Written exercise
Please output the lines shown below exactly as they appear.
++++++
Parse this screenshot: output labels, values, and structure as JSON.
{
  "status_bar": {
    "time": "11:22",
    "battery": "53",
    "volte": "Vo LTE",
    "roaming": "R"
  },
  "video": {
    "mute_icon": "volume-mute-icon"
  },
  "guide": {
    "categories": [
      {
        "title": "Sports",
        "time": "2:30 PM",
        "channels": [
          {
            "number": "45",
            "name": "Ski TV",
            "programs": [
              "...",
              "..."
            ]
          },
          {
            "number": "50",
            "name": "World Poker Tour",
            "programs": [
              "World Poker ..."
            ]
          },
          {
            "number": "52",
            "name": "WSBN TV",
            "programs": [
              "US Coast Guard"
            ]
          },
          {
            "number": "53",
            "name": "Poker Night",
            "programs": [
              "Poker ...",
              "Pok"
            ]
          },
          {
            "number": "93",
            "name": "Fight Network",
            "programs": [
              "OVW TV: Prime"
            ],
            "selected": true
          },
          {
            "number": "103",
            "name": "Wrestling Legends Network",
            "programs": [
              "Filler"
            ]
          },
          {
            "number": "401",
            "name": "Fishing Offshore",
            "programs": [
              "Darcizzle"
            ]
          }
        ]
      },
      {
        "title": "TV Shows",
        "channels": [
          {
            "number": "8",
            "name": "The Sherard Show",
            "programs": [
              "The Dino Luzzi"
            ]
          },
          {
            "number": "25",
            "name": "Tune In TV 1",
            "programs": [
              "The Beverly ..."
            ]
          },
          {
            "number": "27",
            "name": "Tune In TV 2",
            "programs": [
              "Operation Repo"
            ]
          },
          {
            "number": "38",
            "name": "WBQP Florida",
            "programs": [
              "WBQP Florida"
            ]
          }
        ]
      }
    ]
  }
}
++++++
Answer to the problem
Parse this screenshot: output labels, values, and structure as JSON.
{
  "status_bar": {
    "time": "11:22",
    "battery": "53",
    "volte": "Vo LTE",
    "roaming": "R"
  },
  "video": {
    "mute_icon": "volume-mute-icon"
  },
  "guide": {
    "categories": [
      {
        "title": "Sports",
        "time": "2:30 PM",
        "channels": [
          {
            "number": "45",
            "name": "Ski TV",
            "programs": [
              "...",
              "..."
            ]
          },
          {
            "number": "50",
            "name": "World Poker Tour",
            "programs": [
              "World Poker ..."
            ]
          },
          {
            "number": "52",
            "name": "WSBN TV",
            "programs": [
              "US Coast Guard"
            ]
          },
          {
            "number": "53",
            "name": "Poker Night",
            "programs": [
              "Poker ...",
              "Pok"
            ]
          },
          {
            "number": "93",
            "name": "Fight Network",
            "programs": [
              "OVW TV: Prime"
            ],
            "selected": true
          },
          {
            "number": "103",
            "name": "Wrestling Legends Network",
            "programs": [
              "Filler"
            ]
          },
          {
            "number": "401",
            "name": "Fishing Offshore",
            "programs": [
              "Darcizzle"
            ]
          }
        ]
      },
      {
        "title": "TV Shows",
        "channels": [
          {
            "number": "8",
            "name": "The Sherard Show",
            "programs": [
              "The Dino Luzzi"
            ]
          },
          {
            "number": "25",
            "name": "Tune In TV 1",
            "programs": [
              "The Beverly ..."
            ]
          },
          {
            "number": "27",
            "name": "Tune In TV 2",
            "programs": [
              "Operation Repo"
            ]
          },
          {
            "number": "38",
            "name": "WBQP Florida",
            "programs": [
              "WBQP Florida"
            ]
          }
        ]
      }
    ]
  }
}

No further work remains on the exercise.